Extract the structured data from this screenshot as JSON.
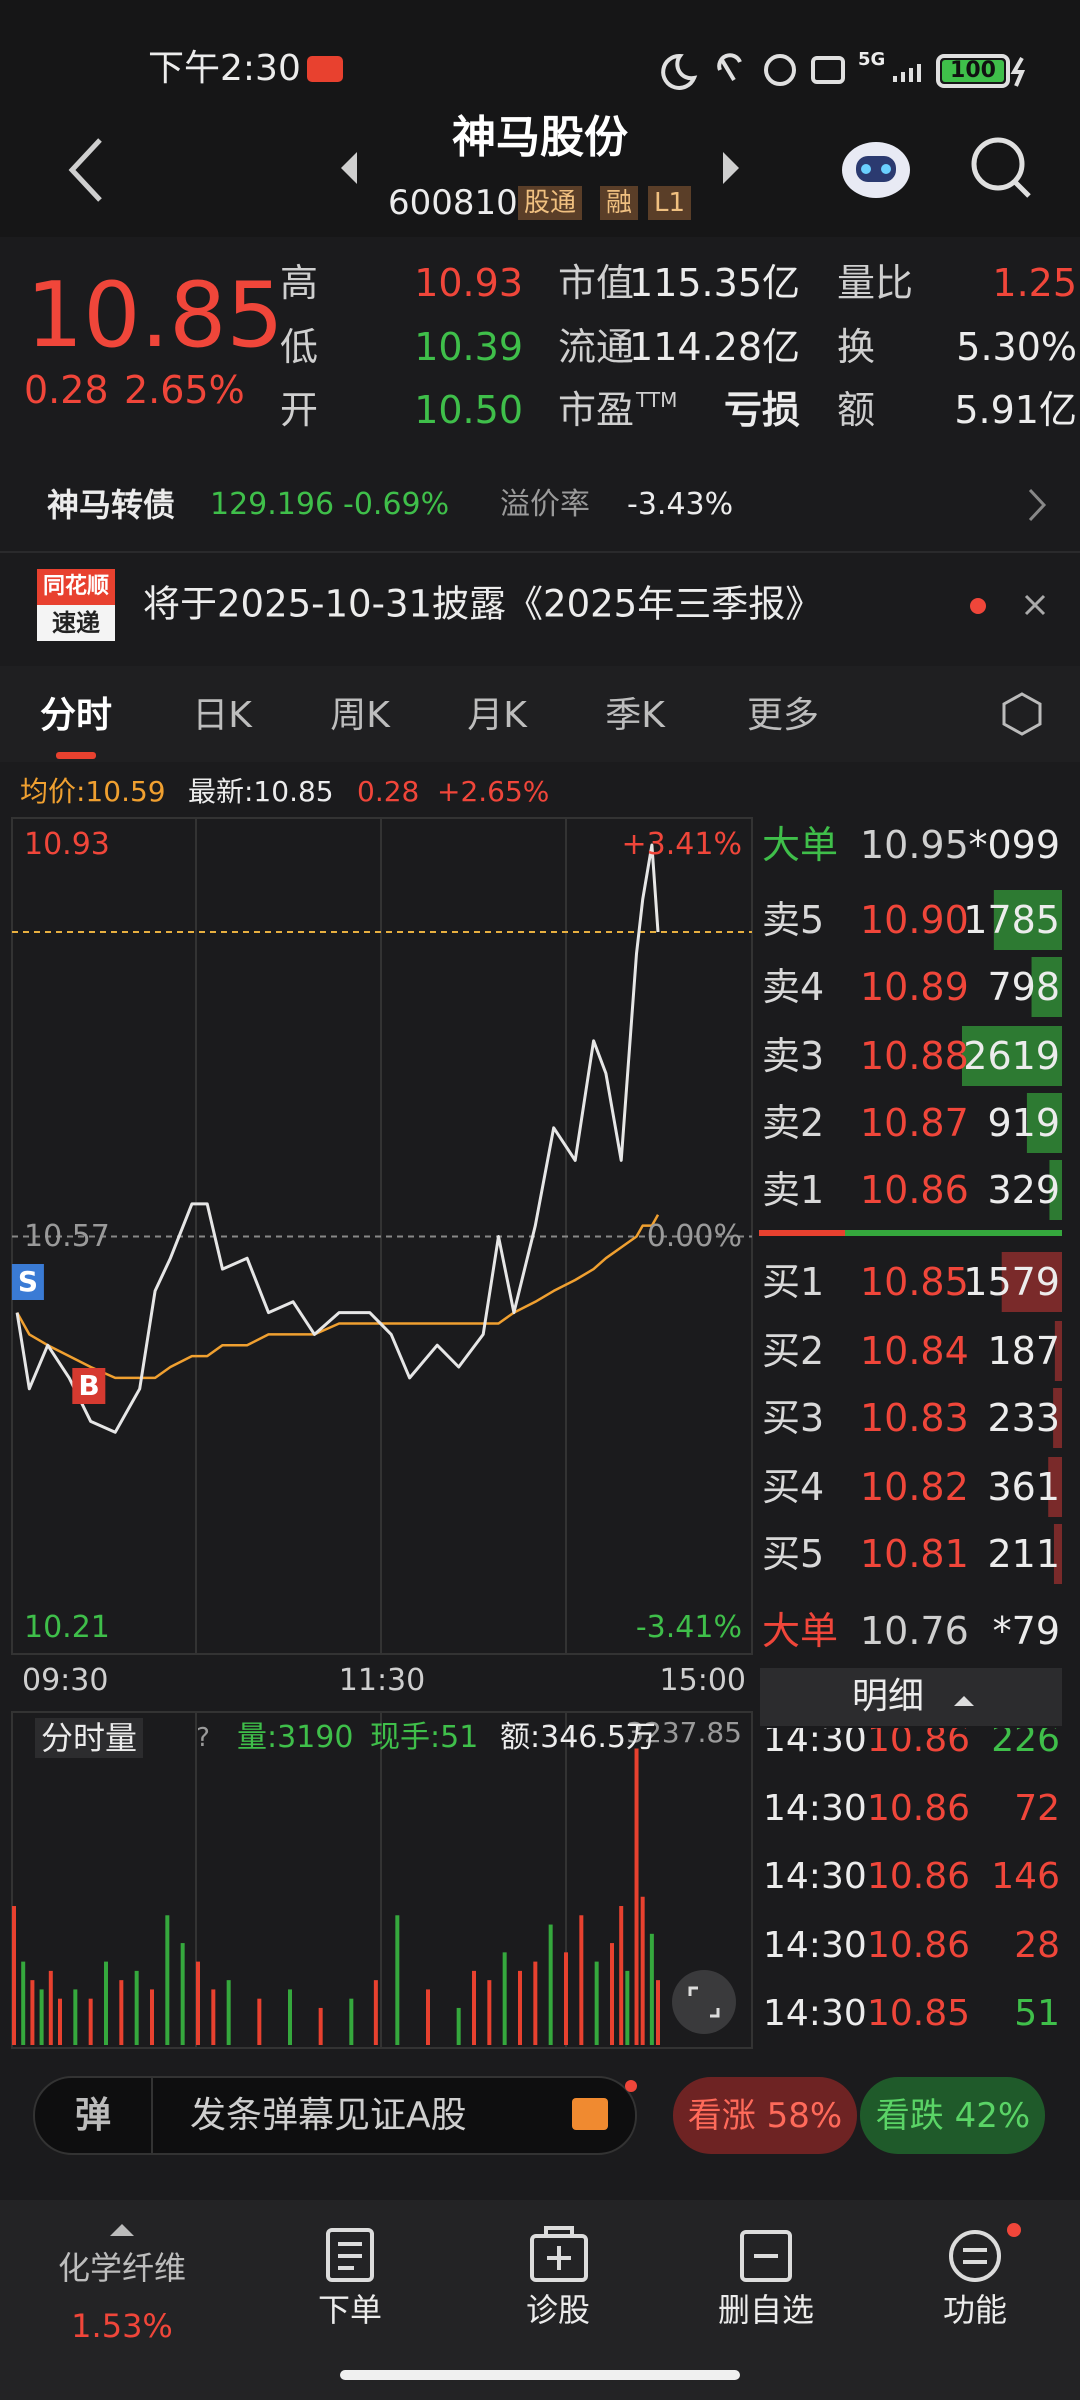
{
  "status_bar": {
    "time": "下午2:30",
    "network": "5G",
    "battery": "100"
  },
  "header": {
    "title": "神马股份",
    "code": "600810",
    "tags": [
      "股通",
      "融",
      "L1"
    ]
  },
  "quote": {
    "price": "10.85",
    "change": "0.28",
    "change_pct": "2.65%",
    "stats": [
      {
        "label": "高",
        "value": "10.93",
        "color": "#f0463a"
      },
      {
        "label": "低",
        "value": "10.39",
        "color": "#3fbf4a"
      },
      {
        "label": "开",
        "value": "10.50",
        "color": "#3fbf4a"
      },
      {
        "label": "市值",
        "value": "115.35亿",
        "color": "#ececec"
      },
      {
        "label": "流通",
        "value": "114.28亿",
        "color": "#ececec"
      },
      {
        "label": "市盈",
        "sup": "TTM",
        "value": "亏损",
        "color": "#ececec"
      },
      {
        "label": "量比",
        "value": "1.25",
        "color": "#f0463a"
      },
      {
        "label": "换",
        "value": "5.30%",
        "color": "#ececec"
      },
      {
        "label": "额",
        "value": "5.91亿",
        "color": "#ececec"
      }
    ]
  },
  "bond": {
    "name": "神马转债",
    "price": "129.196",
    "change_pct": "-0.69%",
    "premium_label": "溢价率",
    "premium": "-3.43%"
  },
  "notice": {
    "logo_top": "同花顺",
    "logo_bottom": "速递",
    "text": "将于2025-10-31披露《2025年三季报》"
  },
  "tabs": [
    "分时",
    "日K",
    "周K",
    "月K",
    "季K",
    "更多"
  ],
  "chart_info": {
    "avg": "均价:10.59",
    "latest": "最新:10.85",
    "change": "0.28",
    "change_pct": "+2.65%"
  },
  "chart_data": [
    {
      "type": "line",
      "x": [
        1,
        5,
        11,
        18,
        25,
        33,
        41,
        46,
        51,
        58,
        63,
        68,
        76,
        83,
        91,
        98,
        106,
        116,
        123,
        129,
        138,
        145,
        153,
        158,
        163,
        170,
        176,
        183,
        189,
        193,
        198,
        203,
        205,
        208,
        210
      ],
      "series": [
        {
          "color": "#e6e6e6",
          "values": [
            10.5,
            10.43,
            10.47,
            10.44,
            10.4,
            10.39,
            10.43,
            10.52,
            10.55,
            10.6,
            10.6,
            10.54,
            10.55,
            10.5,
            10.51,
            10.48,
            10.5,
            10.5,
            10.48,
            10.44,
            10.47,
            10.45,
            10.48,
            10.57,
            10.5,
            10.58,
            10.67,
            10.64,
            10.75,
            10.72,
            10.64,
            10.83,
            10.88,
            10.93,
            10.85
          ]
        },
        {
          "color": "#f0a030",
          "values": [
            10.5,
            10.48,
            10.47,
            10.46,
            10.45,
            10.44,
            10.44,
            10.44,
            10.45,
            10.46,
            10.46,
            10.47,
            10.47,
            10.48,
            10.48,
            10.48,
            10.49,
            10.49,
            10.49,
            10.49,
            10.49,
            10.49,
            10.49,
            10.49,
            10.5,
            10.51,
            10.52,
            10.53,
            10.54,
            10.55,
            10.56,
            10.57,
            10.58,
            10.58,
            10.59
          ]
        }
      ],
      "xlim": [
        0,
        240
      ],
      "xticks": [
        {
          "value": 0,
          "label": "09:30"
        },
        {
          "value": 120,
          "label": "11:30"
        },
        {
          "value": 240,
          "label": "15:00"
        }
      ],
      "ylim": [
        10.21,
        10.93
      ],
      "yticks": [
        10.93,
        10.57,
        10.21
      ],
      "y2lim": [
        -3.41,
        3.41
      ],
      "y2ticks": [
        {
          "value": 3.41,
          "label": "+3.41%"
        },
        {
          "value": 0,
          "label": "0.00%"
        },
        {
          "value": -3.41,
          "label": "-3.41%"
        }
      ],
      "annotations": [
        "S",
        "B"
      ]
    },
    {
      "type": "bar",
      "x": [
        0,
        3,
        6,
        9,
        12,
        15,
        20,
        25,
        30,
        35,
        40,
        45,
        50,
        55,
        60,
        65,
        70,
        80,
        90,
        100,
        110,
        118,
        125,
        135,
        145,
        150,
        155,
        160,
        165,
        170,
        175,
        180,
        185,
        190,
        195,
        198,
        200,
        203,
        205,
        208,
        210
      ],
      "values": [
        1500,
        900,
        700,
        600,
        800,
        500,
        600,
        500,
        900,
        700,
        800,
        600,
        1400,
        1100,
        900,
        600,
        700,
        500,
        600,
        400,
        500,
        700,
        1400,
        600,
        400,
        800,
        700,
        1000,
        800,
        900,
        1300,
        1000,
        1400,
        900,
        1100,
        1500,
        800,
        3200,
        1600,
        1200,
        700
      ],
      "colors": [
        "#e8412f",
        "#35a83d",
        "#e8412f",
        "#35a83d",
        "#e8412f",
        "#e8412f",
        "#35a83d",
        "#e8412f",
        "#35a83d",
        "#e8412f",
        "#35a83d",
        "#e8412f",
        "#35a83d",
        "#35a83d",
        "#e8412f",
        "#e8412f",
        "#35a83d",
        "#e8412f",
        "#35a83d",
        "#e8412f",
        "#35a83d",
        "#e8412f",
        "#35a83d",
        "#e8412f",
        "#35a83d",
        "#e8412f",
        "#e8412f",
        "#35a83d",
        "#e8412f",
        "#e8412f",
        "#35a83d",
        "#e8412f",
        "#e8412f",
        "#35a83d",
        "#e8412f",
        "#e8412f",
        "#35a83d",
        "#e8412f",
        "#e8412f",
        "#35a83d",
        "#e8412f"
      ],
      "xlim": [
        0,
        240
      ],
      "ylim": [
        0,
        3237.85
      ],
      "yticks": [
        3237.85
      ]
    }
  ],
  "volume_info": {
    "title": "分时量",
    "help": "?",
    "volume": "量:3190",
    "last_hand": "现手:51",
    "amount": "额:346.5万"
  },
  "order_book": {
    "big_sell": {
      "label": "大单",
      "price": "10.95",
      "vol": "*099"
    },
    "asks": [
      {
        "label": "卖5",
        "price": "10.90",
        "vol": 1785
      },
      {
        "label": "卖4",
        "price": "10.89",
        "vol": 798
      },
      {
        "label": "卖3",
        "price": "10.88",
        "vol": 2619
      },
      {
        "label": "卖2",
        "price": "10.87",
        "vol": 919
      },
      {
        "label": "卖1",
        "price": "10.86",
        "vol": 329
      }
    ],
    "bids": [
      {
        "label": "买1",
        "price": "10.85",
        "vol": 1579
      },
      {
        "label": "买2",
        "price": "10.84",
        "vol": 187
      },
      {
        "label": "买3",
        "price": "10.83",
        "vol": 233
      },
      {
        "label": "买4",
        "price": "10.82",
        "vol": 361
      },
      {
        "label": "买5",
        "price": "10.81",
        "vol": 211
      }
    ],
    "big_buy": {
      "label": "大单",
      "price": "10.76",
      "vol": "*79"
    }
  },
  "trades": {
    "title": "明细",
    "rows": [
      {
        "time": "14:30",
        "price": "10.86",
        "vol": "226",
        "color": "#3fbf4a"
      },
      {
        "time": "14:30",
        "price": "10.86",
        "vol": "72",
        "color": "#f0463a"
      },
      {
        "time": "14:30",
        "price": "10.86",
        "vol": "146",
        "color": "#f0463a"
      },
      {
        "time": "14:30",
        "price": "10.86",
        "vol": "28",
        "color": "#f0463a"
      },
      {
        "time": "14:30",
        "price": "10.85",
        "vol": "51",
        "color": "#3fbf4a"
      }
    ]
  },
  "barrage": {
    "icon": "弹",
    "placeholder": "发条弹幕见证A股",
    "bull": "看涨 58%",
    "bear": "看跌 42%"
  },
  "nav": {
    "sector": "化学纤维",
    "sector_pct": "1.53%",
    "items": [
      "下单",
      "诊股",
      "删自选",
      "功能"
    ]
  }
}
++++++++++
» What you will do: Set down every record once more, word for word, without pictures.

» Response for this exercise:
Extract the structured data from this screenshot as JSON.
{
  "status_bar": {
    "time": "下午2:30",
    "network": "5G",
    "battery": "100"
  },
  "header": {
    "title": "神马股份",
    "code": "600810",
    "tags": [
      "股通",
      "融",
      "L1"
    ]
  },
  "quote": {
    "price": "10.85",
    "change": "0.28",
    "change_pct": "2.65%",
    "stats": [
      {
        "label": "高",
        "value": "10.93",
        "color": "#f0463a"
      },
      {
        "label": "低",
        "value": "10.39",
        "color": "#3fbf4a"
      },
      {
        "label": "开",
        "value": "10.50",
        "color": "#3fbf4a"
      },
      {
        "label": "市值",
        "value": "115.35亿",
        "color": "#ececec"
      },
      {
        "label": "流通",
        "value": "114.28亿",
        "color": "#ececec"
      },
      {
        "label": "市盈",
        "sup": "TTM",
        "value": "亏损",
        "color": "#ececec"
      },
      {
        "label": "量比",
        "value": "1.25",
        "color": "#f0463a"
      },
      {
        "label": "换",
        "value": "5.30%",
        "color": "#ececec"
      },
      {
        "label": "额",
        "value": "5.91亿",
        "color": "#ececec"
      }
    ]
  },
  "bond": {
    "name": "神马转债",
    "price": "129.196",
    "change_pct": "-0.69%",
    "premium_label": "溢价率",
    "premium": "-3.43%"
  },
  "notice": {
    "logo_top": "同花顺",
    "logo_bottom": "速递",
    "text": "将于2025-10-31披露《2025年三季报》"
  },
  "tabs": [
    "分时",
    "日K",
    "周K",
    "月K",
    "季K",
    "更多"
  ],
  "chart_info": {
    "avg": "均价:10.59",
    "latest": "最新:10.85",
    "change": "0.28",
    "change_pct": "+2.65%"
  },
  "chart_data": [
    {
      "type": "line",
      "x": [
        1,
        5,
        11,
        18,
        25,
        33,
        41,
        46,
        51,
        58,
        63,
        68,
        76,
        83,
        91,
        98,
        106,
        116,
        123,
        129,
        138,
        145,
        153,
        158,
        163,
        170,
        176,
        183,
        189,
        193,
        198,
        203,
        205,
        208,
        210
      ],
      "series": [
        {
          "color": "#e6e6e6",
          "values": [
            10.5,
            10.43,
            10.47,
            10.44,
            10.4,
            10.39,
            10.43,
            10.52,
            10.55,
            10.6,
            10.6,
            10.54,
            10.55,
            10.5,
            10.51,
            10.48,
            10.5,
            10.5,
            10.48,
            10.44,
            10.47,
            10.45,
            10.48,
            10.57,
            10.5,
            10.58,
            10.67,
            10.64,
            10.75,
            10.72,
            10.64,
            10.83,
            10.88,
            10.93,
            10.85
          ]
        },
        {
          "color": "#f0a030",
          "values": [
            10.5,
            10.48,
            10.47,
            10.46,
            10.45,
            10.44,
            10.44,
            10.44,
            10.45,
            10.46,
            10.46,
            10.47,
            10.47,
            10.48,
            10.48,
            10.48,
            10.49,
            10.49,
            10.49,
            10.49,
            10.49,
            10.49,
            10.49,
            10.49,
            10.5,
            10.51,
            10.52,
            10.53,
            10.54,
            10.55,
            10.56,
            10.57,
            10.58,
            10.58,
            10.59
          ]
        }
      ],
      "xlim": [
        0,
        240
      ],
      "xticks": [
        {
          "value": 0,
          "label": "09:30"
        },
        {
          "value": 120,
          "label": "11:30"
        },
        {
          "value": 240,
          "label": "15:00"
        }
      ],
      "ylim": [
        10.21,
        10.93
      ],
      "yticks": [
        10.93,
        10.57,
        10.21
      ],
      "y2lim": [
        -3.41,
        3.41
      ],
      "y2ticks": [
        {
          "value": 3.41,
          "label": "+3.41%"
        },
        {
          "value": 0,
          "label": "0.00%"
        },
        {
          "value": -3.41,
          "label": "-3.41%"
        }
      ],
      "annotations": [
        "S",
        "B"
      ]
    },
    {
      "type": "bar",
      "x": [
        0,
        3,
        6,
        9,
        12,
        15,
        20,
        25,
        30,
        35,
        40,
        45,
        50,
        55,
        60,
        65,
        70,
        80,
        90,
        100,
        110,
        118,
        125,
        135,
        145,
        150,
        155,
        160,
        165,
        170,
        175,
        180,
        185,
        190,
        195,
        198,
        200,
        203,
        205,
        208,
        210
      ],
      "values": [
        1500,
        900,
        700,
        600,
        800,
        500,
        600,
        500,
        900,
        700,
        800,
        600,
        1400,
        1100,
        900,
        600,
        700,
        500,
        600,
        400,
        500,
        700,
        1400,
        600,
        400,
        800,
        700,
        1000,
        800,
        900,
        1300,
        1000,
        1400,
        900,
        1100,
        1500,
        800,
        3200,
        1600,
        1200,
        700
      ],
      "colors": [
        "#e8412f",
        "#35a83d",
        "#e8412f",
        "#35a83d",
        "#e8412f",
        "#e8412f",
        "#35a83d",
        "#e8412f",
        "#35a83d",
        "#e8412f",
        "#35a83d",
        "#e8412f",
        "#35a83d",
        "#35a83d",
        "#e8412f",
        "#e8412f",
        "#35a83d",
        "#e8412f",
        "#35a83d",
        "#e8412f",
        "#35a83d",
        "#e8412f",
        "#35a83d",
        "#e8412f",
        "#35a83d",
        "#e8412f",
        "#e8412f",
        "#35a83d",
        "#e8412f",
        "#e8412f",
        "#35a83d",
        "#e8412f",
        "#e8412f",
        "#35a83d",
        "#e8412f",
        "#e8412f",
        "#35a83d",
        "#e8412f",
        "#e8412f",
        "#35a83d",
        "#e8412f"
      ],
      "xlim": [
        0,
        240
      ],
      "ylim": [
        0,
        3237.85
      ],
      "yticks": [
        3237.85
      ]
    }
  ],
  "volume_info": {
    "title": "分时量",
    "help": "?",
    "volume": "量:3190",
    "last_hand": "现手:51",
    "amount": "额:346.5万"
  },
  "order_book": {
    "big_sell": {
      "label": "大单",
      "price": "10.95",
      "vol": "*099"
    },
    "asks": [
      {
        "label": "卖5",
        "price": "10.90",
        "vol": 1785
      },
      {
        "label": "卖4",
        "price": "10.89",
        "vol": 798
      },
      {
        "label": "卖3",
        "price": "10.88",
        "vol": 2619
      },
      {
        "label": "卖2",
        "price": "10.87",
        "vol": 919
      },
      {
        "label": "卖1",
        "price": "10.86",
        "vol": 329
      }
    ],
    "bids": [
      {
        "label": "买1",
        "price": "10.85",
        "vol": 1579
      },
      {
        "label": "买2",
        "price": "10.84",
        "vol": 187
      },
      {
        "label": "买3",
        "price": "10.83",
        "vol": 233
      },
      {
        "label": "买4",
        "price": "10.82",
        "vol": 361
      },
      {
        "label": "买5",
        "price": "10.81",
        "vol": 211
      }
    ],
    "big_buy": {
      "label": "大单",
      "price": "10.76",
      "vol": "*79"
    }
  },
  "trades": {
    "title": "明细",
    "rows": [
      {
        "time": "14:30",
        "price": "10.86",
        "vol": "226",
        "color": "#3fbf4a"
      },
      {
        "time": "14:30",
        "price": "10.86",
        "vol": "72",
        "color": "#f0463a"
      },
      {
        "time": "14:30",
        "price": "10.86",
        "vol": "146",
        "color": "#f0463a"
      },
      {
        "time": "14:30",
        "price": "10.86",
        "vol": "28",
        "color": "#f0463a"
      },
      {
        "time": "14:30",
        "price": "10.85",
        "vol": "51",
        "color": "#3fbf4a"
      }
    ]
  },
  "barrage": {
    "icon": "弹",
    "placeholder": "发条弹幕见证A股",
    "bull": "看涨 58%",
    "bear": "看跌 42%"
  },
  "nav": {
    "sector": "化学纤维",
    "sector_pct": "1.53%",
    "items": [
      "下单",
      "诊股",
      "删自选",
      "功能"
    ]
  }
}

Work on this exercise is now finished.